◆ **Records for this exercise**
━━━━━━

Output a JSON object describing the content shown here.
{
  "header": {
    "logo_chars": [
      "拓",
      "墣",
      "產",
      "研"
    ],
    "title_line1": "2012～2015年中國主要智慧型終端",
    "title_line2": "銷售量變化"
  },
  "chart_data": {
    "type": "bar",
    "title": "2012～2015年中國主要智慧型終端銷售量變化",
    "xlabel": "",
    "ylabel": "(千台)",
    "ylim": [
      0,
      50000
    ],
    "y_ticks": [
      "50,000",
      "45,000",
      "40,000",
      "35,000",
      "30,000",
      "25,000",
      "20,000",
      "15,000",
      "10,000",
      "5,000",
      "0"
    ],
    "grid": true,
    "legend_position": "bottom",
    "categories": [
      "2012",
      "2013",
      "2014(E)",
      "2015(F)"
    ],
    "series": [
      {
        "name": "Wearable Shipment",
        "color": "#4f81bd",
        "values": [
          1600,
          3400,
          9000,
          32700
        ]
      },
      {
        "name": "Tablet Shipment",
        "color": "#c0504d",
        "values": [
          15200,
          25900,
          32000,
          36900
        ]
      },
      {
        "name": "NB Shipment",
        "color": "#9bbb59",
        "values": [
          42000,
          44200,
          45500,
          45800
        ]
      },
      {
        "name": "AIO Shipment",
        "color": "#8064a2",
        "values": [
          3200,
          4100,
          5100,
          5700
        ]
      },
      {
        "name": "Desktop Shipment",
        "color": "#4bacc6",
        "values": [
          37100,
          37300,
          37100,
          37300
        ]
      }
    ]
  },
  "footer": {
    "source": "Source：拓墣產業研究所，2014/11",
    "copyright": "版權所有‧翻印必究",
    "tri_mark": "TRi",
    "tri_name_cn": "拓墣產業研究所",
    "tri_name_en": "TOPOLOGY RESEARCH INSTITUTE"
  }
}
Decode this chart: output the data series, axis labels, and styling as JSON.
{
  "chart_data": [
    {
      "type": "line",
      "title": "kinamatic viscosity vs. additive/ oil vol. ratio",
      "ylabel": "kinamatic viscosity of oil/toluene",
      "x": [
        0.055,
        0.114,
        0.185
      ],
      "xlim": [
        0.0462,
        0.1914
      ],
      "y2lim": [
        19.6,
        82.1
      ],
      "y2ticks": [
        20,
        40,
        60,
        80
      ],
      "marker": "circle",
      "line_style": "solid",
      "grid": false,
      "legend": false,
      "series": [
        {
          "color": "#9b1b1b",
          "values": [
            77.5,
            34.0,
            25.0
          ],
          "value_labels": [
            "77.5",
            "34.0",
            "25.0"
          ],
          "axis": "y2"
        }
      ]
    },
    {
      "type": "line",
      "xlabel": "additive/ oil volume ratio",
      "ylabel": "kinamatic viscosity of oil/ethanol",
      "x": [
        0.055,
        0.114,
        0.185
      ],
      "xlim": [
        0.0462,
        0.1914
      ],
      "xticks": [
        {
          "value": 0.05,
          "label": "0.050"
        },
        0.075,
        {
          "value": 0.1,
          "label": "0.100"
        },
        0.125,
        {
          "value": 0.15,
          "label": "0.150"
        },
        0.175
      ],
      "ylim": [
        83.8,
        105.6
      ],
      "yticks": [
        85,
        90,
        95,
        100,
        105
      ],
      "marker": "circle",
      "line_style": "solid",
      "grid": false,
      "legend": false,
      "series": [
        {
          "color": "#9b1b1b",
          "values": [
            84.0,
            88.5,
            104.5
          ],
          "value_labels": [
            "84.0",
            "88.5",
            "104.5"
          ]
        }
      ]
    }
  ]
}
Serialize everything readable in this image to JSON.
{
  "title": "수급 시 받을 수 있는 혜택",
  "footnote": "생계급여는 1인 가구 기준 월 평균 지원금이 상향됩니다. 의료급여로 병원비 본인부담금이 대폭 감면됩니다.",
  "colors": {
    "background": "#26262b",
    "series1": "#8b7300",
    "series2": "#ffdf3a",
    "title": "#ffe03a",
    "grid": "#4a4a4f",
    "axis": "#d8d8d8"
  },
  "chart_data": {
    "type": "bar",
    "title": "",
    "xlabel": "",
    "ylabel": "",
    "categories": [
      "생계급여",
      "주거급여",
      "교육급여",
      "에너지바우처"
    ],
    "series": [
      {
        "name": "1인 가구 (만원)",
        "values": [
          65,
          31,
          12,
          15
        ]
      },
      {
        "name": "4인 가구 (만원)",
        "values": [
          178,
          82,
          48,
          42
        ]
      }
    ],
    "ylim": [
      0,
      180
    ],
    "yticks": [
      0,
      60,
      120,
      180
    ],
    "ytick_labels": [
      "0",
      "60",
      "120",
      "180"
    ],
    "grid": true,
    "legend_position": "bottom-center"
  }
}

━━━━━━

◆ **The exercise**
Recopy the entries above in their entirety, exactly.

◆ **Solution**
Output a JSON object describing the content shown here.
{
  "header": {
    "logo_chars": [
      "拓",
      "墣",
      "產",
      "研"
    ],
    "title_line1": "2012～2015年中國主要智慧型終端",
    "title_line2": "銷售量變化"
  },
  "chart_data": {
    "type": "bar",
    "title": "2012～2015年中國主要智慧型終端銷售量變化",
    "xlabel": "",
    "ylabel": "(千台)",
    "ylim": [
      0,
      50000
    ],
    "y_ticks": [
      "50,000",
      "45,000",
      "40,000",
      "35,000",
      "30,000",
      "25,000",
      "20,000",
      "15,000",
      "10,000",
      "5,000",
      "0"
    ],
    "grid": true,
    "legend_position": "bottom",
    "categories": [
      "2012",
      "2013",
      "2014(E)",
      "2015(F)"
    ],
    "series": [
      {
        "name": "Wearable Shipment",
        "color": "#4f81bd",
        "values": [
          1600,
          3400,
          9000,
          32700
        ]
      },
      {
        "name": "Tablet Shipment",
        "color": "#c0504d",
        "values": [
          15200,
          25900,
          32000,
          36900
        ]
      },
      {
        "name": "NB Shipment",
        "color": "#9bbb59",
        "values": [
          42000,
          44200,
          45500,
          45800
        ]
      },
      {
        "name": "AIO Shipment",
        "color": "#8064a2",
        "values": [
          3200,
          4100,
          5100,
          5700
        ]
      },
      {
        "name": "Desktop Shipment",
        "color": "#4bacc6",
        "values": [
          37100,
          37300,
          37100,
          37300
        ]
      }
    ]
  },
  "footer": {
    "source": "Source：拓墣產業研究所，2014/11",
    "copyright": "版權所有‧翻印必究",
    "tri_mark": "TRi",
    "tri_name_cn": "拓墣產業研究所",
    "tri_name_en": "TOPOLOGY RESEARCH INSTITUTE"
  }
}
Decode this chart: output the data series, axis labels, and styling as JSON.
{
  "chart_data": [
    {
      "type": "line",
      "title": "kinamatic viscosity vs. additive/ oil vol. ratio",
      "ylabel": "kinamatic viscosity of oil/toluene",
      "x": [
        0.055,
        0.114,
        0.185
      ],
      "xlim": [
        0.0462,
        0.1914
      ],
      "y2lim": [
        19.6,
        82.1
      ],
      "y2ticks": [
        20,
        40,
        60,
        80
      ],
      "marker": "circle",
      "line_style": "solid",
      "grid": false,
      "legend": false,
      "series": [
        {
          "color": "#9b1b1b",
          "values": [
            77.5,
            34.0,
            25.0
          ],
          "value_labels": [
            "77.5",
            "34.0",
            "25.0"
          ],
          "axis": "y2"
        }
      ]
    },
    {
      "type": "line",
      "xlabel": "additive/ oil volume ratio",
      "ylabel": "kinamatic viscosity of oil/ethanol",
      "x": [
        0.055,
        0.114,
        0.185
      ],
      "xlim": [
        0.0462,
        0.1914
      ],
      "xticks": [
        {
          "value": 0.05,
          "label": "0.050"
        },
        0.075,
        {
          "value": 0.1,
          "label": "0.100"
        },
        0.125,
        {
          "value": 0.15,
          "label": "0.150"
        },
        0.175
      ],
      "ylim": [
        83.8,
        105.6
      ],
      "yticks": [
        85,
        90,
        95,
        100,
        105
      ],
      "marker": "circle",
      "line_style": "solid",
      "grid": false,
      "legend": false,
      "series": [
        {
          "color": "#9b1b1b",
          "values": [
            84.0,
            88.5,
            104.5
          ],
          "value_labels": [
            "84.0",
            "88.5",
            "104.5"
          ]
        }
      ]
    }
  ]
}
Serialize everything readable in this image to JSON.
{
  "title": "수급 시 받을 수 있는 혜택",
  "footnote": "생계급여는 1인 가구 기준 월 평균 지원금이 상향됩니다. 의료급여로 병원비 본인부담금이 대폭 감면됩니다.",
  "colors": {
    "background": "#26262b",
    "series1": "#8b7300",
    "series2": "#ffdf3a",
    "title": "#ffe03a",
    "grid": "#4a4a4f",
    "axis": "#d8d8d8"
  },
  "chart_data": {
    "type": "bar",
    "title": "",
    "xlabel": "",
    "ylabel": "",
    "categories": [
      "생계급여",
      "주거급여",
      "교육급여",
      "에너지바우처"
    ],
    "series": [
      {
        "name": "1인 가구 (만원)",
        "values": [
          65,
          31,
          12,
          15
        ]
      },
      {
        "name": "4인 가구 (만원)",
        "values": [
          178,
          82,
          48,
          42
        ]
      }
    ],
    "ylim": [
      0,
      180
    ],
    "yticks": [
      0,
      60,
      120,
      180
    ],
    "ytick_labels": [
      "0",
      "60",
      "120",
      "180"
    ],
    "grid": true,
    "legend_position": "bottom-center"
  }
}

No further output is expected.